Verilen metin -
+ + + + + + +

İsrail Dışişleri Bakanlığı Kuran-ı Kerimi tefsir etmek için kurduğu site İslam dünyasında tepkiyle karşılandı. İsrail Quranet'le ne amaçlıyor? Tefsirin içeriği ne?
İsrail Dışişleri Bakanlığı, İslam dünyasıyla batı arasında bir iletişim köprüsü oluşturmak için internet üzerinde Kur'an-ı Kerim'i yorumlatıyor. Projede birçok İsrailli Arabın yer alacağı bildirildi. Dünyanın birçok yerindeki Müslüman kişi ve kuruluşlar, İsrail'in bu girişimiyle Kur'an ayetlerini İsrail ve ABD'nin istediği şekilde yorumlatacağı uyarısında bulundu.
Yahudi bir profesör olan Ofer Grosbardın yönettiği ve üç Müslüman araştırmacının danışmanlığını yaptığı Quranet isimli projenin hazırlanışında 15 Müslüman akademisyenin yer aldığını vurgulandı. Ber-Sabaa Üniversitesi tarafından ilk nüshası yayınlanan proje İsrail'de geleceği değiştirebilecek en iyi 60 icattan biri olarak Cumhurbaşkanı Şimon Peresin himaye ettiği ve 13-15 Mayıs tarihleri arasında Kudüste düzenlenen Gelecek Ufukları Konferansına da katıldı.
TEFSİRİN İÇERİĞİ
İsrail Dışişleri Bakanlığı Quranetin kendi alanında tek olduğunu her eğitimci ve aile reisinin bunu bir eğitim aracı olarak kullanabileceğini söyledi. Kullanıcı sitede yer alan index sayesinde, ilgilendiği eğitim konusuyla ilgili ayetlere ulaşabilir. İsrail Dışişleri Bakanlığı sitesine göre kitap okura kendisini ilgilendiren terbiye konusunda yardımcı olduğunu bu konuyla ilgili bir ayeti kerime seçtiğinde konuyla ilgili günlük hayattan kısa bir hikâye göreceğini böylece en sonunda öğretmen ya da aile reisinin önünde ilgili Kuran ayetini kullanmak için hissi bir rehber, çocuğuyla konuşurken ayetin içerdiği mesajın bilincinde olacağını ve en sonunda da olup bitenlerin nedenlerini açıklayan eğitimsel-psikolojik bir açıklama ya da analiz elde edecek.
Proje hizmetlerini Arapçanın yanı sıra İbranice, Türkçe, Farsça ve Fransızca olarak sunmayı hedefliyor. İsrail Dışişleri Bakanlığı Quranet sitesinde yayınlanan tefsire örnek olarak Fussilet Suresi 34. Ayet olan İyilikle kötülük bir olmaz, Sen (kötülüğü) en güzel bir şekilde önle. O zaman seninle arasında düşmanlık bulunan kimse, sanki candan bir dost olur. ayetinin tefsirini örnek olarak verdi. İsrail tefsirinin bu ayet hakkındaki yorumu ise şöyle: düşmanın gün gelir en iyi dostun olabilir.

+ + + + + + +

Ham girdiler -
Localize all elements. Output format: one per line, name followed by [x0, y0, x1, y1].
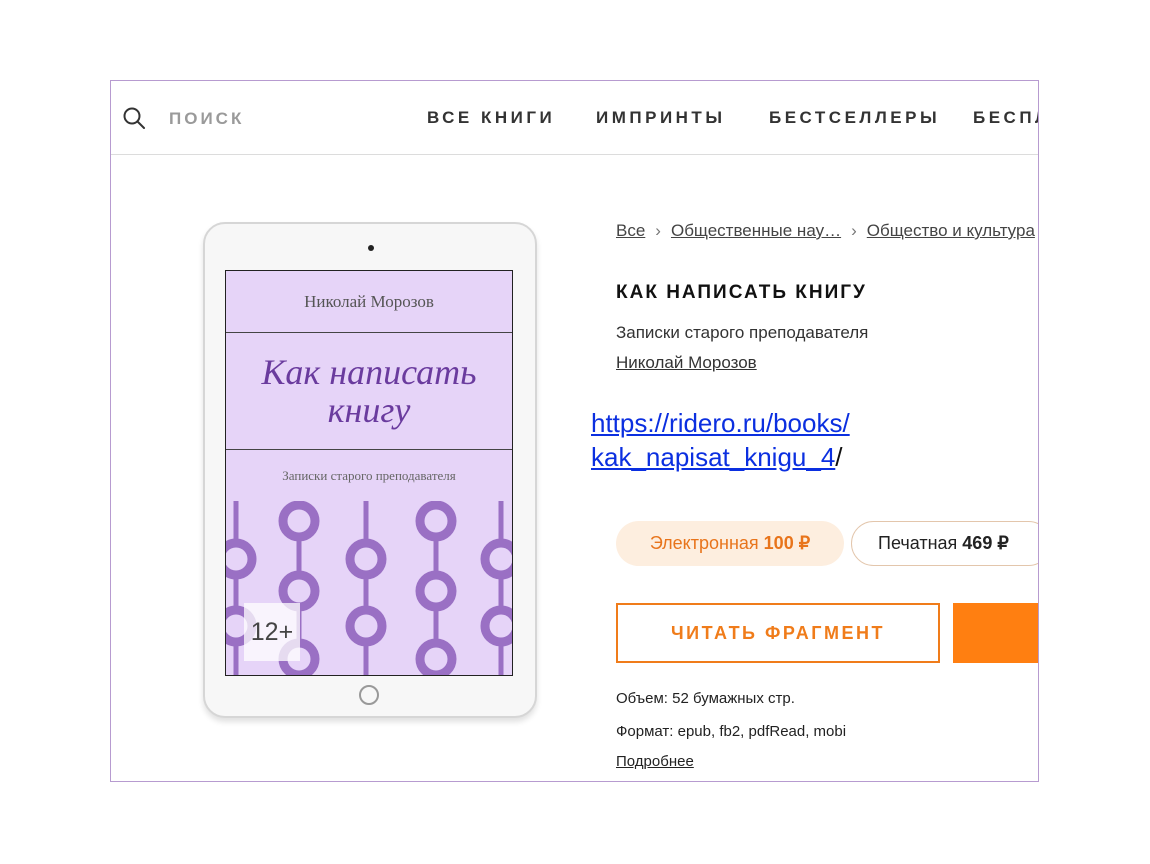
- breadcrumb-separator: ›: [655, 221, 661, 240]
- format-info: Формат: epub, fb2, pdfRead, mobi: [616, 723, 847, 740]
- electronic-price-option[interactable]: Электронная 100 ₽: [616, 521, 844, 566]
- book-title: КАК НАПИСАТЬ КНИГУ: [616, 282, 867, 303]
- search-icon[interactable]: [122, 106, 146, 130]
- book-subtitle: Записки старого преподавателя: [616, 323, 869, 342]
- electronic-price-label: Электронная: [649, 533, 759, 553]
- breadcrumb-separator: ›: [851, 221, 857, 240]
- book-url-trailing: /: [835, 442, 843, 472]
- book-cover[interactable]: Николай Морозов Как написать книгу Запис…: [225, 270, 513, 676]
- breadcrumb-all[interactable]: Все: [616, 221, 645, 240]
- cover-title: Как написать книгу: [226, 353, 512, 429]
- page-frame: ПОИСК ВСЕ КНИГИ ИМПРИНТЫ БЕСТСЕЛЛЕРЫ БЕС…: [110, 80, 1039, 782]
- nav-imprints[interactable]: ИМПРИНТЫ: [596, 108, 725, 128]
- search-input[interactable]: ПОИСК: [169, 109, 244, 129]
- nav-all-books[interactable]: ВСЕ КНИГИ: [427, 108, 555, 128]
- book-url: https://ridero.ru/books/ kak_napisat_kni…: [591, 406, 850, 474]
- breadcrumb-social-sciences[interactable]: Общественные нау…: [671, 221, 841, 240]
- volume-info: Объем: 52 бумажных стр.: [616, 690, 795, 707]
- read-fragment-button[interactable]: ЧИТАТЬ ФРАГМЕНТ: [616, 603, 940, 663]
- book-url-link-line2[interactable]: kak_napisat_knigu_4: [591, 442, 835, 472]
- print-price-label: Печатная: [878, 533, 958, 553]
- tablet-home-button: [359, 685, 379, 705]
- print-price-value: 469 ₽: [962, 533, 1009, 553]
- book-url-link-line1[interactable]: https://ridero.ru/books/: [591, 408, 850, 438]
- age-rating-badge: 12+: [244, 603, 300, 661]
- cover-author: Николай Морозов: [304, 292, 434, 311]
- more-details-link[interactable]: Подробнее: [616, 753, 694, 770]
- top-navigation: ПОИСК ВСЕ КНИГИ ИМПРИНТЫ БЕСТСЕЛЛЕРЫ БЕС…: [111, 81, 1038, 155]
- tablet-mockup: Николай Морозов Как написать книгу Запис…: [203, 222, 537, 718]
- nav-bestsellers[interactable]: БЕСТСЕЛЛЕРЫ: [769, 108, 940, 128]
- nav-free[interactable]: БЕСПЛ: [973, 108, 1038, 128]
- breadcrumb-society-culture[interactable]: Общество и культура: [867, 221, 1035, 240]
- cover-title-line1: Как написать: [261, 352, 477, 392]
- print-price-option[interactable]: Печатная 469 ₽: [851, 521, 1038, 566]
- cover-subtitle: Записки старого преподавателя: [282, 468, 456, 483]
- electronic-price-value: 100 ₽: [763, 533, 811, 553]
- tablet-camera: [368, 245, 374, 251]
- buy-button[interactable]: [953, 603, 1038, 663]
- author-link[interactable]: Николай Морозов: [616, 353, 757, 373]
- cover-title-line2: книгу: [327, 390, 411, 430]
- breadcrumb: Все › Общественные нау… › Общество и культур…: [616, 221, 1035, 241]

+ + + + + + +

Verilen görev - İsrail Dışişleri Bakanlığı'nın Quranet sitesini konu alan haberi, son cümlesinin ardından devam ettirin.

Yanıt aşağıda -
FİKİR NASIL ORTAYA ÇIKTI
Dışişleri Bakanlığının sitesinde yayınlanan habere göre bu projenin fikir babası bedevi öğrenci Büşra Mezaribtir. Büşra fikrin nasıl ortaya çıktığını şöyle anlatıyor: Biz 15 bedevi öğrenci geçen sene master tezimiz için eğitim danışmanlığı konusunu seçmiştik. Hazırladığımız tez arasında Dr. Ofer Grosbardin verdiği Evrimsel Psikoloji diye bir dersimiz de vardı. Ders normal seyrinde devam ederken hocaya döndüm dedim ki size bir gerçeği söylememi ister misiniz? Bize öğrettiklerininiz hiçbir şeyin bize ne faydası ne de yardımı oluyor Hoca şaşırarak neden peki? dedi. Dedim ki örneğin ben yarın eğitim danışmanı oldum diyelim.Biri bana gelse dese ki beni cin çarptı ya da bizim müslüman toplumda yaygın olan buna benzer bir şey söylese. Söyler misiniz Allah aşkına bize öğrettikleriniz bu derslerin bize bu konuda nasıl yardımı olacak ?
Hoca bana peki sana ne yardımcı olur? diye sordu. Dedim ki Kuran-ı Kerim Bana konuyu açıkça anlatsana dedi. Dedim ki "bu konuda bir ayetin Müslümanlar üzerinde yaptığı etkiyi başka bir şey yapmaz.
Öğrencinin anlattığına göre Ofer bir sonraki derse elinde Kuran-ı Kerimin 30 cüzü olduğu halde geldi. Bunları bize dağıtarak eğitici ve psikolojik tedaviye yardımcı olacak ayetleri bulmamızı istedi. Bu tarz ayetlerin oldukça fazla olduğunu bilmemiz pek zamanımızı almadı. İnsanı sorumluluk taşımaya, her zaman gerçeği ve doğruyu söylemeye ve başkalarına saygılı olmaya çağıran ayetler o kadar çoktu ki.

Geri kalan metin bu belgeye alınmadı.